§ WHAT THE EXERCISE ASKS: Return the lines of the records exactly as they appear, starting at the first line and ending at the line that contains "Text: 8: 8: [159, 305, 166, 315]", with both ends included.

[Stored data]
** Start **

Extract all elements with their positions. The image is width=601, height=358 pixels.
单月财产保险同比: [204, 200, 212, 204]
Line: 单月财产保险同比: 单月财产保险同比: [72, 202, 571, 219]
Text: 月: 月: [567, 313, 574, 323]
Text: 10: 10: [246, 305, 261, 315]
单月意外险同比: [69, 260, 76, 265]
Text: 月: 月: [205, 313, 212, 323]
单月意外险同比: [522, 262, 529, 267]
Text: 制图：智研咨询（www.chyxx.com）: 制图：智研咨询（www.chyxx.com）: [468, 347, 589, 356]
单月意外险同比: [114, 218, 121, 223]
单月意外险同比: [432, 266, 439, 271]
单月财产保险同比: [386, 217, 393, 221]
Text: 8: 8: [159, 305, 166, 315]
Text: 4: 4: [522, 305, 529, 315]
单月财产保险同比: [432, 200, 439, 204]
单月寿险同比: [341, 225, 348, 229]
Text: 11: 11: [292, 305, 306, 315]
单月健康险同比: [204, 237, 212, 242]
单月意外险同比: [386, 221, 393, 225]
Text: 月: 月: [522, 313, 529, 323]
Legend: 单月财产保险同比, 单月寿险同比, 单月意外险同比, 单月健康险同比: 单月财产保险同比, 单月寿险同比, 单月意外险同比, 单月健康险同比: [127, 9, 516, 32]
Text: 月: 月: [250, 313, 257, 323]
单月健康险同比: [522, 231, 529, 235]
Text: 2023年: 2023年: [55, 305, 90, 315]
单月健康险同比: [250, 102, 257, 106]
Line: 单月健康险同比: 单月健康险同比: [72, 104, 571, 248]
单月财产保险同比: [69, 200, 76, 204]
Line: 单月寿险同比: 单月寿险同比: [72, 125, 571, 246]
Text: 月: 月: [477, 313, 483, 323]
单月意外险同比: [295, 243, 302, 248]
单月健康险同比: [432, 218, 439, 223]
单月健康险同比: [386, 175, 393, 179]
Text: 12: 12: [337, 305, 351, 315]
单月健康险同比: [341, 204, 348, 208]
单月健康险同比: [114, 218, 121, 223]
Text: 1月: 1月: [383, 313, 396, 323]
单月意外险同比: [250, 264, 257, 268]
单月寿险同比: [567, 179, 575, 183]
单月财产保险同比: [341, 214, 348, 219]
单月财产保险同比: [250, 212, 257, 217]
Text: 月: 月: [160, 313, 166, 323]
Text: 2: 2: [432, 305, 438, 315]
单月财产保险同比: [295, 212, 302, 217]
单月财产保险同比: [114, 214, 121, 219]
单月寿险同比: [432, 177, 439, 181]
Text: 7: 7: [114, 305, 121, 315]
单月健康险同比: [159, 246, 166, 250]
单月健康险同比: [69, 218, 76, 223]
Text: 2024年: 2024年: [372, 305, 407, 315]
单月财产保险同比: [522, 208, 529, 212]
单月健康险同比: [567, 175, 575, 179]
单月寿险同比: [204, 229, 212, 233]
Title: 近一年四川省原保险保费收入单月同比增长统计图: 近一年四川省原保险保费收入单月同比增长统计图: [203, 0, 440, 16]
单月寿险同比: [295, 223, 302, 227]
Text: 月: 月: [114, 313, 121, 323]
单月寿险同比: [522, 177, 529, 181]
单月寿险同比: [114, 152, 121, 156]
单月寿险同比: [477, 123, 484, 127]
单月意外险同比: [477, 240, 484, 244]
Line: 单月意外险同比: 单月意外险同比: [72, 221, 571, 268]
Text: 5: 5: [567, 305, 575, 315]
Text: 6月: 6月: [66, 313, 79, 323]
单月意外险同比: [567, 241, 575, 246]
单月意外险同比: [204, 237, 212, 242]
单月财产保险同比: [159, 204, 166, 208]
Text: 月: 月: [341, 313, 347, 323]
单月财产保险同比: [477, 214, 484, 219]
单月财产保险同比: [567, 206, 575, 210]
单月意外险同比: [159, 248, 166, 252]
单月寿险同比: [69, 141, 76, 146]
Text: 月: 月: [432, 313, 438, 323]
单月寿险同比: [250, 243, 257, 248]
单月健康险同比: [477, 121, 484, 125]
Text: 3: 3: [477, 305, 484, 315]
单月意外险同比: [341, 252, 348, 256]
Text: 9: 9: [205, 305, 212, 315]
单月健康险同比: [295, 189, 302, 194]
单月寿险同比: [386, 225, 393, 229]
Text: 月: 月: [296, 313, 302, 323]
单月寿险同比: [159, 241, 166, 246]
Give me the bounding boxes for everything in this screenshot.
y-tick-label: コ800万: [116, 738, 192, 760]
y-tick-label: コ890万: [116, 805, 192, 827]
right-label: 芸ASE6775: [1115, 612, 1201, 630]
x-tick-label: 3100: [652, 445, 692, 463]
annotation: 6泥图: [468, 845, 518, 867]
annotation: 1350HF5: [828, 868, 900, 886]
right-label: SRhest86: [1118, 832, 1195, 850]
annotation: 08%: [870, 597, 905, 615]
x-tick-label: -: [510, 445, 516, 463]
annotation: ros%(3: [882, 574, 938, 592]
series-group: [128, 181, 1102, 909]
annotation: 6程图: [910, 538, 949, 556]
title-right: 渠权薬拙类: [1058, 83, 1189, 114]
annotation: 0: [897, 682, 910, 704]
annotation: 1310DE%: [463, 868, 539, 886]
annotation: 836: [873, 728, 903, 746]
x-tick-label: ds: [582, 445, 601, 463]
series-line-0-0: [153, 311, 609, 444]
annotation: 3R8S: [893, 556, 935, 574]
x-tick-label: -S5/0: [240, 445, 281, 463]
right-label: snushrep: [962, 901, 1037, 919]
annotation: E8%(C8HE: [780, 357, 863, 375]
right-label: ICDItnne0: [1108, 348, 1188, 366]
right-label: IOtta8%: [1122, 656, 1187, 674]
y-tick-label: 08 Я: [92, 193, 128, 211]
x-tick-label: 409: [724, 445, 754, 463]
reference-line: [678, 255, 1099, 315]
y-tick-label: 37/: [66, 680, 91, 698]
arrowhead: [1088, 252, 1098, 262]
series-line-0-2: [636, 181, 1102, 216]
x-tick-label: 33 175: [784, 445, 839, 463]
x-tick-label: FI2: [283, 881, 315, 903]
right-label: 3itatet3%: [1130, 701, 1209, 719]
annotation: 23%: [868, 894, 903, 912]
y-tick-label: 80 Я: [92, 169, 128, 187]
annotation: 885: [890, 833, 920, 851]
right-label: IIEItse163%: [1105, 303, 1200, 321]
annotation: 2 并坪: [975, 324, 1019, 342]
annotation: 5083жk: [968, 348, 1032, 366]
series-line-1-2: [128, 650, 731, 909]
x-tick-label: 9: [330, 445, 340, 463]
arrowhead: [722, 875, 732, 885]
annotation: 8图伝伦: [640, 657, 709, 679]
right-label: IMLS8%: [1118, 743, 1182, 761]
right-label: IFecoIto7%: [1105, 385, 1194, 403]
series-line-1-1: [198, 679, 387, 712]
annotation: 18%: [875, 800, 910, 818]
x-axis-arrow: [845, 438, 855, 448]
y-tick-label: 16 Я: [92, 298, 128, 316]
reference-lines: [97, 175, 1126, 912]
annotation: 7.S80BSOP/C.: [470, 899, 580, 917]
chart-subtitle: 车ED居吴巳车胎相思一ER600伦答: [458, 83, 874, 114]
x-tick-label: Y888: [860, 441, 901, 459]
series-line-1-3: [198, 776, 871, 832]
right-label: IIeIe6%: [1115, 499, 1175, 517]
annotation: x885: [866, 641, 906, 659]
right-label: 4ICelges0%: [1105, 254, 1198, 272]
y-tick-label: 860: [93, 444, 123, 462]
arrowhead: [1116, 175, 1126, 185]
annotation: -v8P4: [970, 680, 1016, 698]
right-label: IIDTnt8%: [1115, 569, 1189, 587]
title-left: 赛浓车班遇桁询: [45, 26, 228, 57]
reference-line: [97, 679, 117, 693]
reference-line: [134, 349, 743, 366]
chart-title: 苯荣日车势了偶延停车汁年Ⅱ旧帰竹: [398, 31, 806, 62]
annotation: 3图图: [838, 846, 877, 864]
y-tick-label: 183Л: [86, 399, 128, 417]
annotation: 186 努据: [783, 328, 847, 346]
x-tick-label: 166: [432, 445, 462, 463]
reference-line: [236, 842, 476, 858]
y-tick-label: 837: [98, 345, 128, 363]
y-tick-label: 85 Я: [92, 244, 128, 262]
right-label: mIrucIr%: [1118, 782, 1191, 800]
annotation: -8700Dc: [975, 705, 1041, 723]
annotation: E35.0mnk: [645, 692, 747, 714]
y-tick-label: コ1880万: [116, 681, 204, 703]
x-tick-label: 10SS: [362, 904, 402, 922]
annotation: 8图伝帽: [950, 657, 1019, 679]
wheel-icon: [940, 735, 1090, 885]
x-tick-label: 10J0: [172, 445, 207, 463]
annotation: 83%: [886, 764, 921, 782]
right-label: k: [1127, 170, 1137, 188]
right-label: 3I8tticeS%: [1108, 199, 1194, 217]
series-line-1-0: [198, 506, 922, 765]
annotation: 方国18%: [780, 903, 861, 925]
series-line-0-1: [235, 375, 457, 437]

** End **

§ RESPONSE BELOW:
Extract all elements with their positions. The image is width=601, height=358 pixels.
单月财产保险同比: [204, 200, 212, 204]
Line: 单月财产保险同比: 单月财产保险同比: [72, 202, 571, 219]
Text: 月: 月: [567, 313, 574, 323]
Text: 10: 10: [246, 305, 261, 315]
单月意外险同比: [69, 260, 76, 265]
Text: 月: 月: [205, 313, 212, 323]
单月意外险同比: [522, 262, 529, 267]
Text: 制图：智研咨询（www.chyxx.com）: 制图：智研咨询（www.chyxx.com）: [468, 347, 589, 356]
单月意外险同比: [114, 218, 121, 223]
单月意外险同比: [432, 266, 439, 271]
单月财产保险同比: [386, 217, 393, 221]
Text: 8: 8: [159, 305, 166, 315]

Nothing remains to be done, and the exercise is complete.